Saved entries
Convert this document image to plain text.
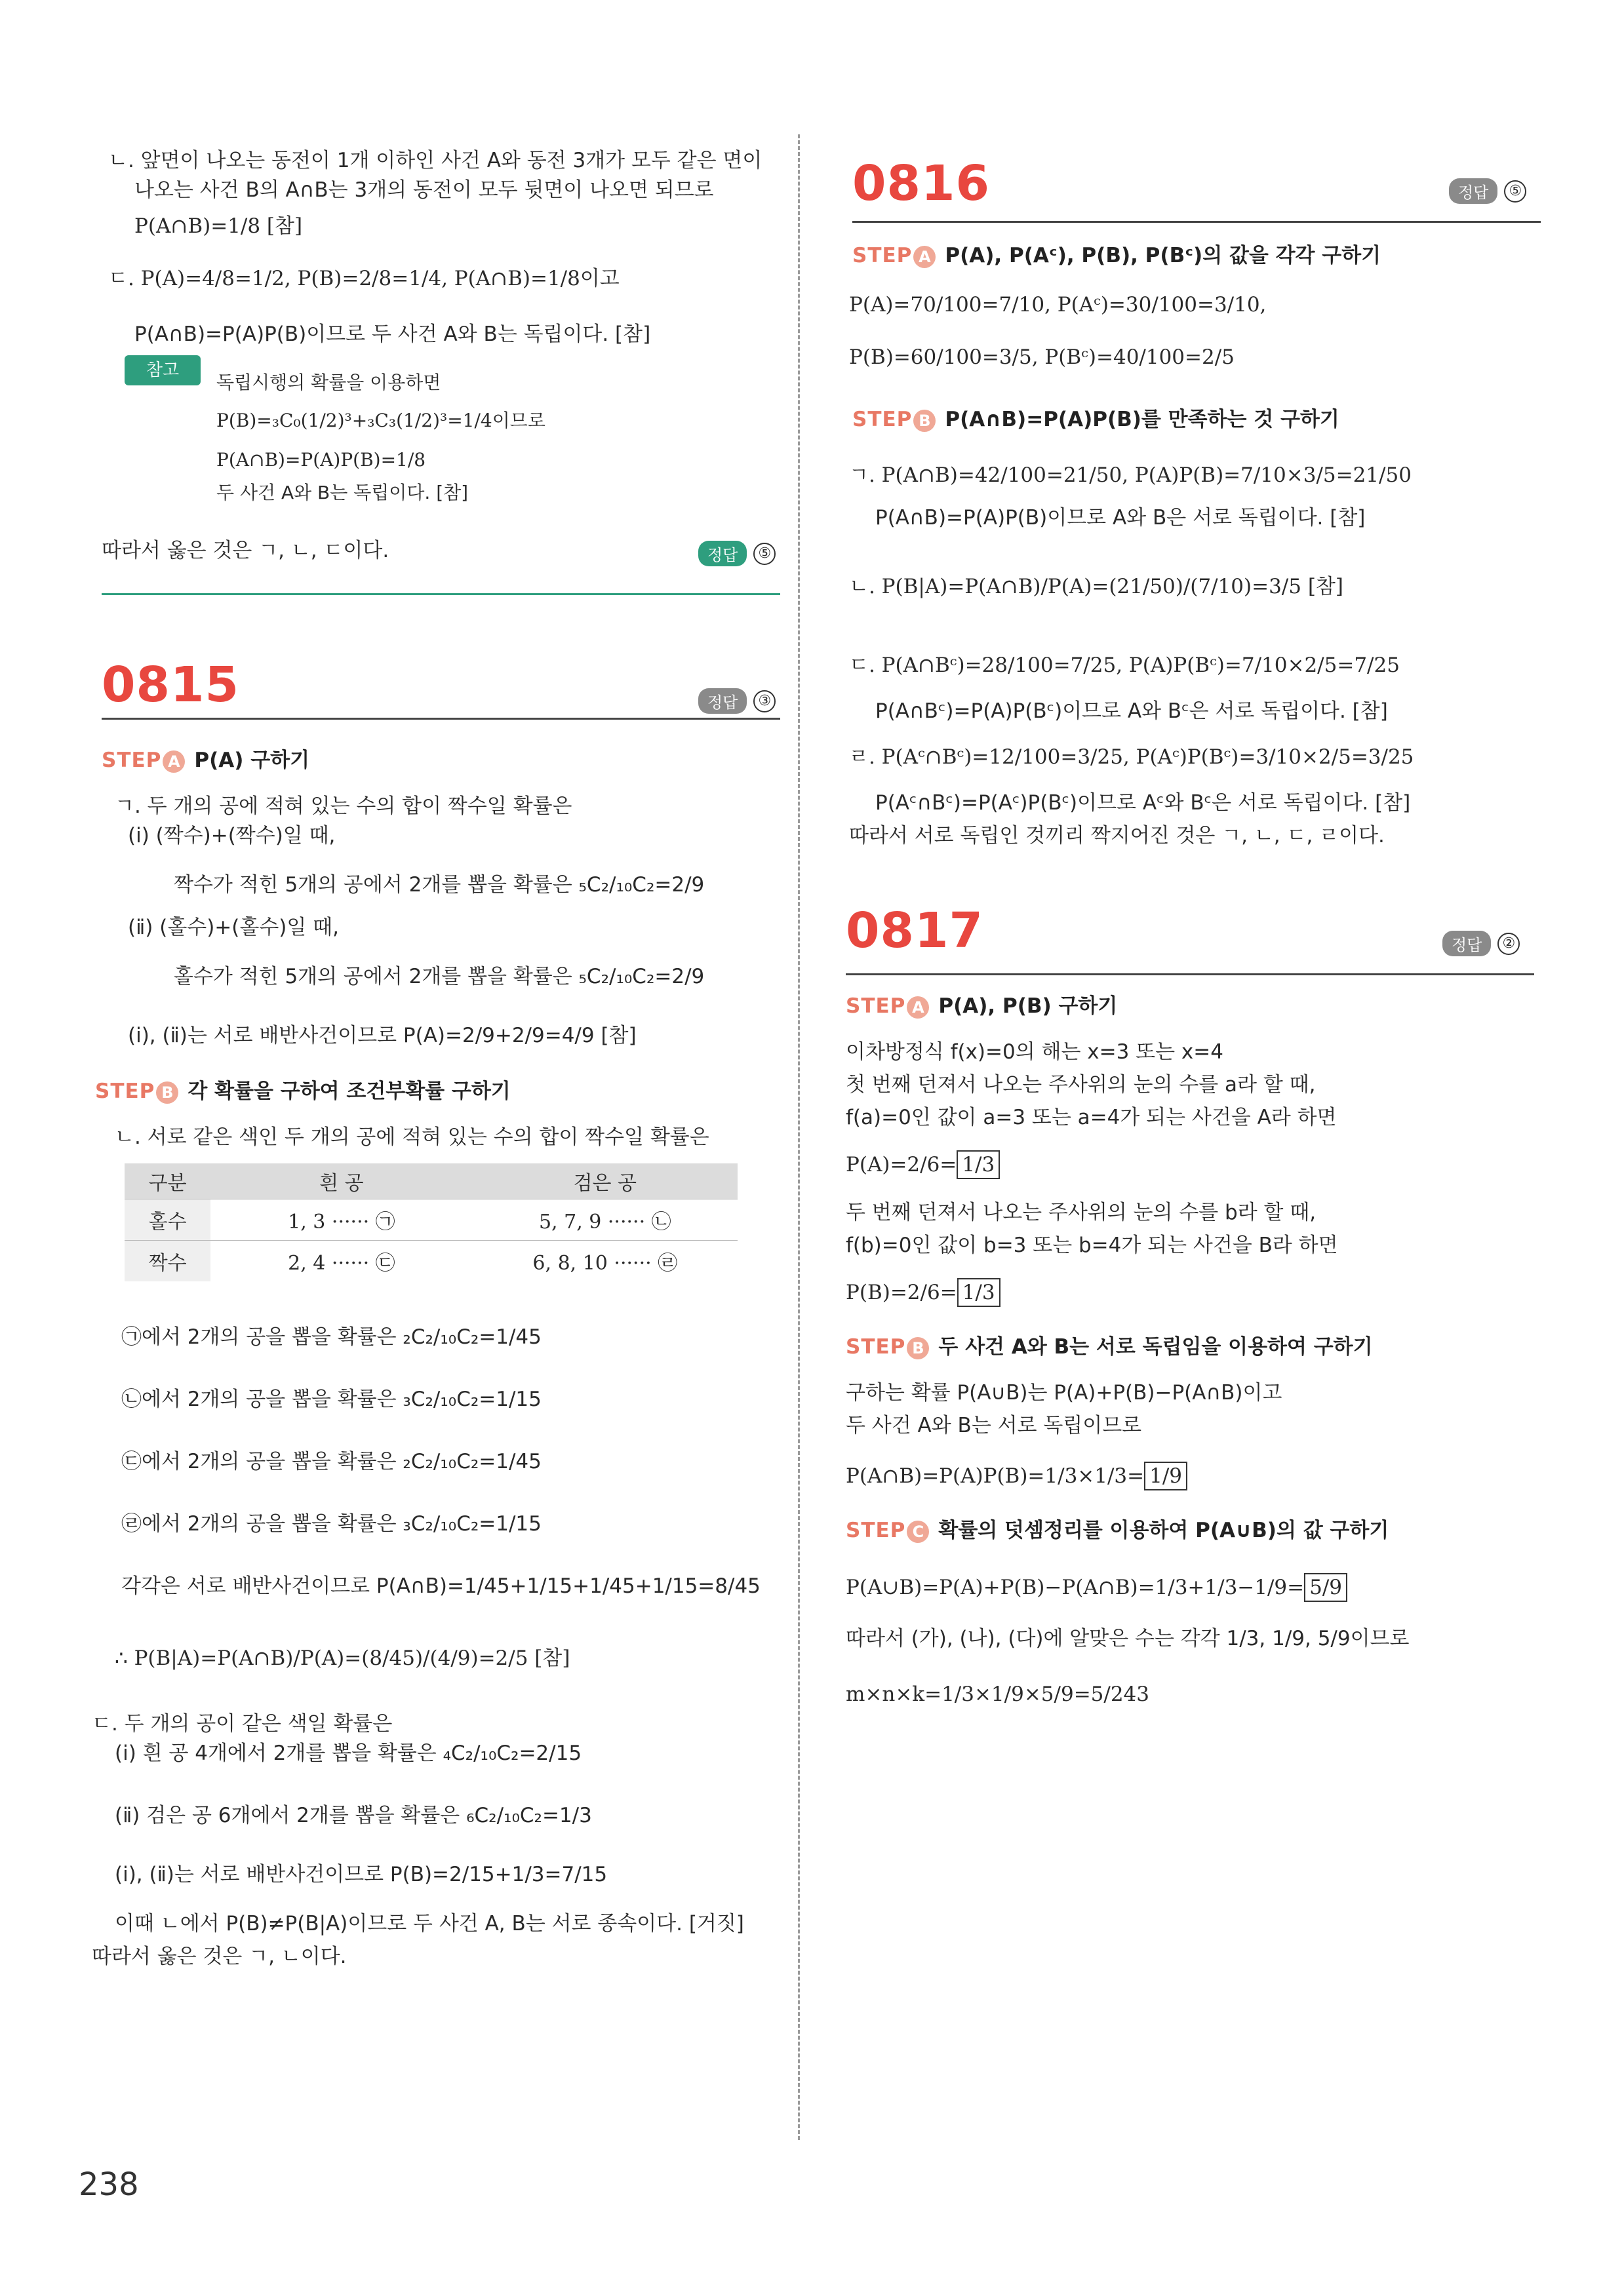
ㄴ. 앞면이 나오는 동전이 1개 이하인 사건 A와 동전 3개가 모두 같은 면이
나오는 사건 B의 A∩B는 3개의 동전이 모두 뒷면이 나오면 되므로
P(A∩B)=1/8 [참]
ㄷ. P(A)=4/8=1/2, P(B)=2/8=1/4, P(A∩B)=1/8이고
P(A∩B)=P(A)P(B)이므로 두 사건 A와 B는 독립이다. [참]
참고
독립시행의 확률을 이용하면
P(B)=₃C₀(1/2)³+₃C₃(1/2)³=1/4이므로
P(A∩B)=P(A)P(B)=1/8
두 사건 A와 B는 독립이다. [참]
따라서 옳은 것은 ㄱ, ㄴ, ㄷ이다.	정답 ⑤
0815	정답 ③
STEP A P(A) 구하기
ㄱ. 두 개의 공에 적혀 있는 수의 합이 짝수일 확률은
(ⅰ) (짝수)+(짝수)일 때,
짝수가 적힌 5개의 공에서 2개를 뽑을 확률은 ₅C₂/₁₀C₂=2/9
(ⅱ) (홀수)+(홀수)일 때,
홀수가 적힌 5개의 공에서 2개를 뽑을 확률은 ₅C₂/₁₀C₂=2/9
(ⅰ), (ⅱ)는 서로 배반사건이므로 P(A)=2/9+2/9=4/9 [참]
STEP B 각 확률을 구하여 조건부확률 구하기
ㄴ. 서로 같은 색인 두 개의 공에 적혀 있는 수의 합이 짝수일 확률은
구분	흰 공	검은 공
홀수	1, 3 ······ ㉠	5, 7, 9 ······ ㉡
짝수	2, 4 ······ ㉢	6, 8, 10 ······ ㉣
㉠에서 2개의 공을 뽑을 확률은 ₂C₂/₁₀C₂=1/45
㉡에서 2개의 공을 뽑을 확률은 ₃C₂/₁₀C₂=1/15
㉢에서 2개의 공을 뽑을 확률은 ₂C₂/₁₀C₂=1/45
㉣에서 2개의 공을 뽑을 확률은 ₃C₂/₁₀C₂=1/15
각각은 서로 배반사건이므로 P(A∩B)=1/45+1/15+1/45+1/15=8/45
∴ P(B|A)=P(A∩B)/P(A)=(8/45)/(4/9)=2/5 [참]
ㄷ. 두 개의 공이 같은 색일 확률은
(ⅰ) 흰 공 4개에서 2개를 뽑을 확률은 ₄C₂/₁₀C₂=2/15
(ⅱ) 검은 공 6개에서 2개를 뽑을 확률은 ₆C₂/₁₀C₂=1/3
(ⅰ), (ⅱ)는 서로 배반사건이므로 P(B)=2/15+1/3=7/15
이때 ㄴ에서 P(B)≠P(B|A)이므로 두 사건 A, B는 서로 종속이다. [거짓]
따라서 옳은 것은 ㄱ, ㄴ이다.
0816	정답 ⑤
STEP A P(A), P(Aᶜ), P(B), P(Bᶜ)의 값을 각각 구하기
P(A)=70/100=7/10, P(Aᶜ)=30/100=3/10,
P(B)=60/100=3/5, P(Bᶜ)=40/100=2/5
STEP B P(A∩B)=P(A)P(B)를 만족하는 것 구하기
ㄱ. P(A∩B)=42/100=21/50, P(A)P(B)=7/10×3/5=21/50
P(A∩B)=P(A)P(B)이므로 A와 B은 서로 독립이다. [참]
ㄴ. P(B|A)=P(A∩B)/P(A)=(21/50)/(7/10)=3/5 [참]
ㄷ. P(A∩Bᶜ)=28/100=7/25, P(A)P(Bᶜ)=7/10×2/5=7/25
P(A∩Bᶜ)=P(A)P(Bᶜ)이므로 A와 Bᶜ은 서로 독립이다. [참]
ㄹ. P(Aᶜ∩Bᶜ)=12/100=3/25, P(Aᶜ)P(Bᶜ)=3/10×2/5=3/25
P(Aᶜ∩Bᶜ)=P(Aᶜ)P(Bᶜ)이므로 Aᶜ와 Bᶜ은 서로 독립이다. [참]
따라서 서로 독립인 것끼리 짝지어진 것은 ㄱ, ㄴ, ㄷ, ㄹ이다.
0817	정답 ②
STEP A P(A), P(B) 구하기
이차방정식 f(x)=0의 해는 x=3 또는 x=4
첫 번째 던져서 나오는 주사위의 눈의 수를 a라 할 때,
f(a)=0인 값이 a=3 또는 a=4가 되는 사건을 A라 하면
P(A)=2/6= 1/3
두 번째 던져서 나오는 주사위의 눈의 수를 b라 할 때,
f(b)=0인 값이 b=3 또는 b=4가 되는 사건을 B라 하면
P(B)=2/6= 1/3
STEP B 두 사건 A와 B는 서로 독립임을 이용하여 구하기
구하는 확률 P(A∪B)는 P(A)+P(B)−P(A∩B)이고
두 사건 A와 B는 서로 독립이므로
P(A∩B)=P(A)P(B)=1/3×1/3= 1/9
STEP C 확률의 덧셈정리를 이용하여 P(A∪B)의 값 구하기
P(A∪B)=P(A)+P(B)−P(A∩B)=1/3+1/3−1/9= 5/9
따라서 (가), (나), (다)에 알맞은 수는 각각 1/3, 1/9, 5/9이므로
m×n×k=1/3×1/9×5/9=5/243
238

> [What to produce] Repeat the material above word for word and skip every image in it.

> [Answer to the problem]
Convert this document image to plain text.
ㄴ. 앞면이 나오는 동전이 1개 이하인 사건 A와 동전 3개가 모두 같은 면이
나오는 사건 B의 A∩B는 3개의 동전이 모두 뒷면이 나오면 되므로
P(A∩B)=1/8 [참]
ㄷ. P(A)=4/8=1/2, P(B)=2/8=1/4, P(A∩B)=1/8이고
P(A∩B)=P(A)P(B)이므로 두 사건 A와 B는 독립이다. [참]
참고
독립시행의 확률을 이용하면
P(B)=₃C₀(1/2)³+₃C₃(1/2)³=1/4이므로
P(A∩B)=P(A)P(B)=1/8
두 사건 A와 B는 독립이다. [참]
따라서 옳은 것은 ㄱ, ㄴ, ㄷ이다.	정답 ⑤
0815	정답 ③
STEP A P(A) 구하기
ㄱ. 두 개의 공에 적혀 있는 수의 합이 짝수일 확률은
(ⅰ) (짝수)+(짝수)일 때,
짝수가 적힌 5개의 공에서 2개를 뽑을 확률은 ₅C₂/₁₀C₂=2/9
(ⅱ) (홀수)+(홀수)일 때,
홀수가 적힌 5개의 공에서 2개를 뽑을 확률은 ₅C₂/₁₀C₂=2/9
(ⅰ), (ⅱ)는 서로 배반사건이므로 P(A)=2/9+2/9=4/9 [참]
STEP B 각 확률을 구하여 조건부확률 구하기
ㄴ. 서로 같은 색인 두 개의 공에 적혀 있는 수의 합이 짝수일 확률은
구분	흰 공	검은 공
홀수	1, 3 ······ ㉠	5, 7, 9 ······ ㉡
짝수	2, 4 ······ ㉢	6, 8, 10 ······ ㉣
㉠에서 2개의 공을 뽑을 확률은 ₂C₂/₁₀C₂=1/45
㉡에서 2개의 공을 뽑을 확률은 ₃C₂/₁₀C₂=1/15
㉢에서 2개의 공을 뽑을 확률은 ₂C₂/₁₀C₂=1/45
㉣에서 2개의 공을 뽑을 확률은 ₃C₂/₁₀C₂=1/15
각각은 서로 배반사건이므로 P(A∩B)=1/45+1/15+1/45+1/15=8/45
∴ P(B|A)=P(A∩B)/P(A)=(8/45)/(4/9)=2/5 [참]
ㄷ. 두 개의 공이 같은 색일 확률은
(ⅰ) 흰 공 4개에서 2개를 뽑을 확률은 ₄C₂/₁₀C₂=2/15
(ⅱ) 검은 공 6개에서 2개를 뽑을 확률은 ₆C₂/₁₀C₂=1/3
(ⅰ), (ⅱ)는 서로 배반사건이므로 P(B)=2/15+1/3=7/15
이때 ㄴ에서 P(B)≠P(B|A)이므로 두 사건 A, B는 서로 종속이다. [거짓]
따라서 옳은 것은 ㄱ, ㄴ이다.
0816	정답 ⑤
STEP A P(A), P(Aᶜ), P(B), P(Bᶜ)의 값을 각각 구하기
P(A)=70/100=7/10, P(Aᶜ)=30/100=3/10,
P(B)=60/100=3/5, P(Bᶜ)=40/100=2/5
STEP B P(A∩B)=P(A)P(B)를 만족하는 것 구하기
ㄱ. P(A∩B)=42/100=21/50, P(A)P(B)=7/10×3/5=21/50
P(A∩B)=P(A)P(B)이므로 A와 B은 서로 독립이다. [참]
ㄴ. P(B|A)=P(A∩B)/P(A)=(21/50)/(7/10)=3/5 [참]
ㄷ. P(A∩Bᶜ)=28/100=7/25, P(A)P(Bᶜ)=7/10×2/5=7/25
P(A∩Bᶜ)=P(A)P(Bᶜ)이므로 A와 Bᶜ은 서로 독립이다. [참]
ㄹ. P(Aᶜ∩Bᶜ)=12/100=3/25, P(Aᶜ)P(Bᶜ)=3/10×2/5=3/25
P(Aᶜ∩Bᶜ)=P(Aᶜ)P(Bᶜ)이므로 Aᶜ와 Bᶜ은 서로 독립이다. [참]
따라서 서로 독립인 것끼리 짝지어진 것은 ㄱ, ㄴ, ㄷ, ㄹ이다.
0817	정답 ②
STEP A P(A), P(B) 구하기
이차방정식 f(x)=0의 해는 x=3 또는 x=4
첫 번째 던져서 나오는 주사위의 눈의 수를 a라 할 때,
f(a)=0인 값이 a=3 또는 a=4가 되는 사건을 A라 하면
P(A)=2/6= 1/3
두 번째 던져서 나오는 주사위의 눈의 수를 b라 할 때,
f(b)=0인 값이 b=3 또는 b=4가 되는 사건을 B라 하면
P(B)=2/6= 1/3
STEP B 두 사건 A와 B는 서로 독립임을 이용하여 구하기
구하는 확률 P(A∪B)는 P(A)+P(B)−P(A∩B)이고
두 사건 A와 B는 서로 독립이므로
P(A∩B)=P(A)P(B)=1/3×1/3= 1/9
STEP C 확률의 덧셈정리를 이용하여 P(A∪B)의 값 구하기
P(A∪B)=P(A)+P(B)−P(A∩B)=1/3+1/3−1/9= 5/9
따라서 (가), (나), (다)에 알맞은 수는 각각 1/3, 1/9, 5/9이므로
m×n×k=1/3×1/9×5/9=5/243
238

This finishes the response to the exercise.